■ Task details
Look through the material below and give the number of lines holding "this", with no other words.

■ Provided records

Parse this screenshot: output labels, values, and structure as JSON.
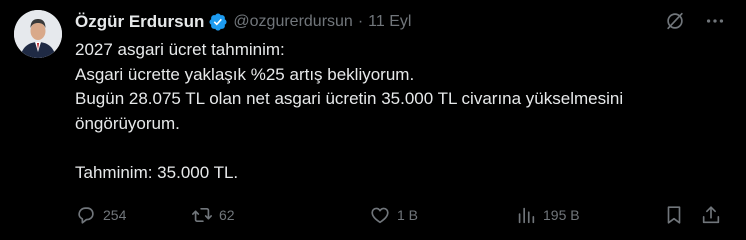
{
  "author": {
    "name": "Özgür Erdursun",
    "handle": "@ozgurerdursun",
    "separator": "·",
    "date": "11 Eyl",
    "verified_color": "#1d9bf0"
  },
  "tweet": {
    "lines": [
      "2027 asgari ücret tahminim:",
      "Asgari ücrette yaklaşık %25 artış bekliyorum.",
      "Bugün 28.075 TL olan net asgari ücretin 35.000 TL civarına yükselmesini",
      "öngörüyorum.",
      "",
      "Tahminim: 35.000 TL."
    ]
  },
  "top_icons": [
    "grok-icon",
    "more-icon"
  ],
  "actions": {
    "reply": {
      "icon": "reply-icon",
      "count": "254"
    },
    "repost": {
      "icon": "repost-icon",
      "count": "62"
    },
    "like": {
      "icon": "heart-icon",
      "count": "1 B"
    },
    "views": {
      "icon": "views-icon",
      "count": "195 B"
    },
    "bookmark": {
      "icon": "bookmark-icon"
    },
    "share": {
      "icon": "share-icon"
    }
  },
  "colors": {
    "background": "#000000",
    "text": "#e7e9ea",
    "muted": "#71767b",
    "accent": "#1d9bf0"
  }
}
* * *
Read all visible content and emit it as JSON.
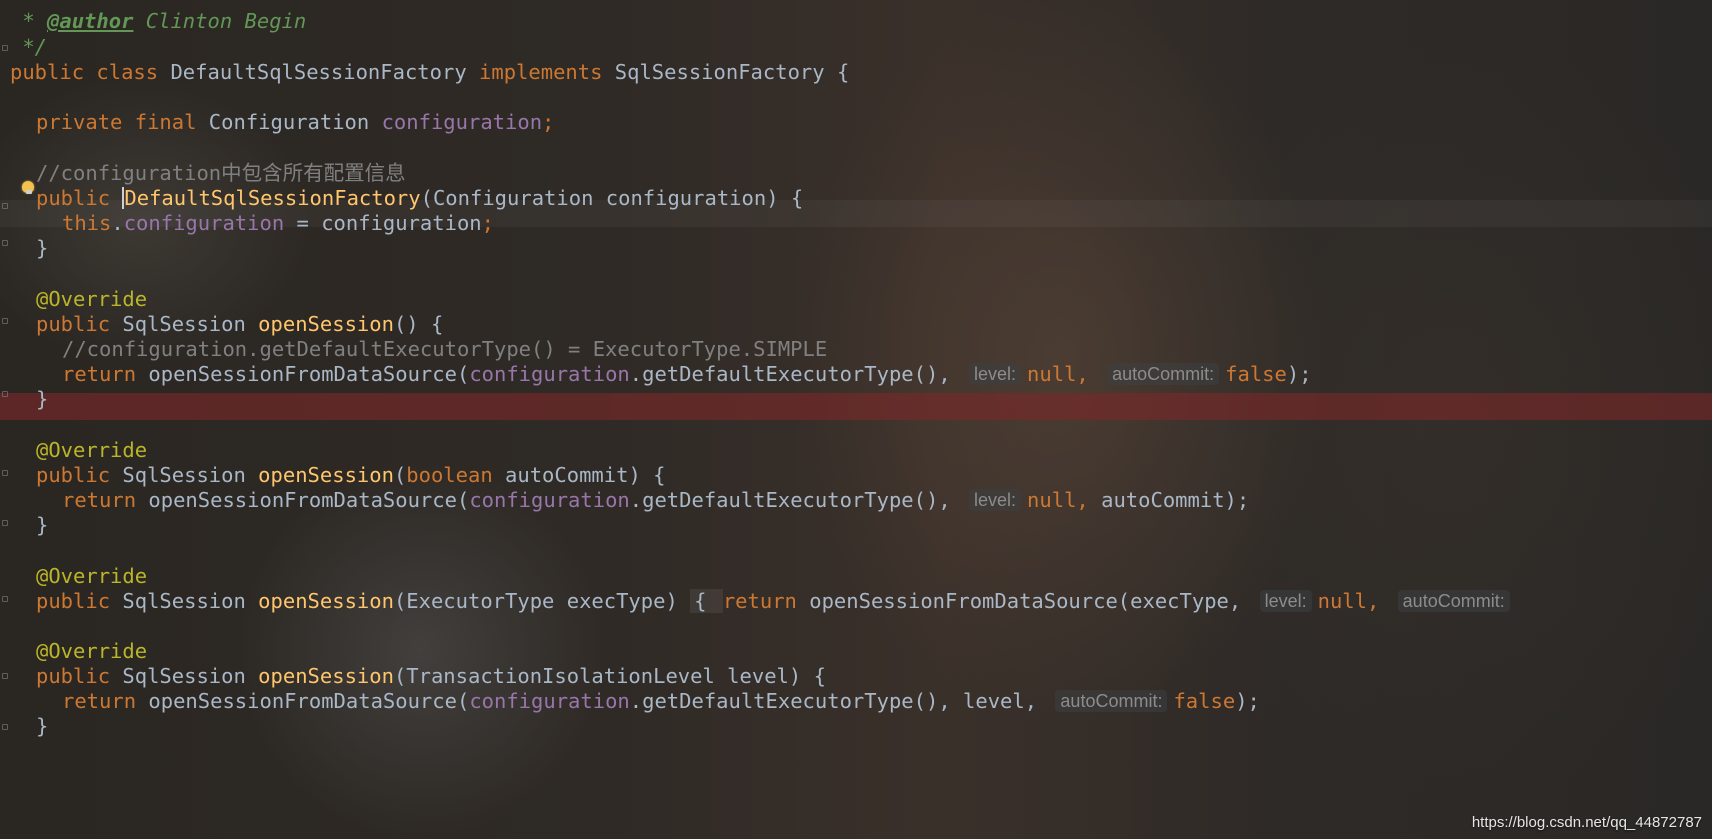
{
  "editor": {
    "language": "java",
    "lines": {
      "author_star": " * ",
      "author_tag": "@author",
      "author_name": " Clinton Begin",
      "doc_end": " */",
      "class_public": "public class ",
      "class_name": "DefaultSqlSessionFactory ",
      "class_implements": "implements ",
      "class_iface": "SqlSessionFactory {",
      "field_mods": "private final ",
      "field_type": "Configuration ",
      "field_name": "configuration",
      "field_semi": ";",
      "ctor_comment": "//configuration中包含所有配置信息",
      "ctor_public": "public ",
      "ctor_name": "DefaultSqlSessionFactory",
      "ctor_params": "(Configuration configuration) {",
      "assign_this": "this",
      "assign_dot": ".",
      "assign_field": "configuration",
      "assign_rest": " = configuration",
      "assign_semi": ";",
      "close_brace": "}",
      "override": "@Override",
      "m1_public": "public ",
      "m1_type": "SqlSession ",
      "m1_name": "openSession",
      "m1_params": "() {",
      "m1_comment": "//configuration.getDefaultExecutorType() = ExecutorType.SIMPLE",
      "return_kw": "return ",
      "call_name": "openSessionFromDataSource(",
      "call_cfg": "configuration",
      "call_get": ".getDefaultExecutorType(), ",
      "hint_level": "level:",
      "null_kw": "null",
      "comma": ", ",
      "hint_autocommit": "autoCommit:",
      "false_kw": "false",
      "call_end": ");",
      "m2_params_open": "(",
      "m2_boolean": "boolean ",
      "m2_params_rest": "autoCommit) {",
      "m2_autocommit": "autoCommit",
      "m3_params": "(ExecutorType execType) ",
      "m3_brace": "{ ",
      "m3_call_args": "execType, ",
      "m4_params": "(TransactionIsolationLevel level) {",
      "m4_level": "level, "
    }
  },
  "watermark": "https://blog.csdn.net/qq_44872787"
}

■ Written solution
2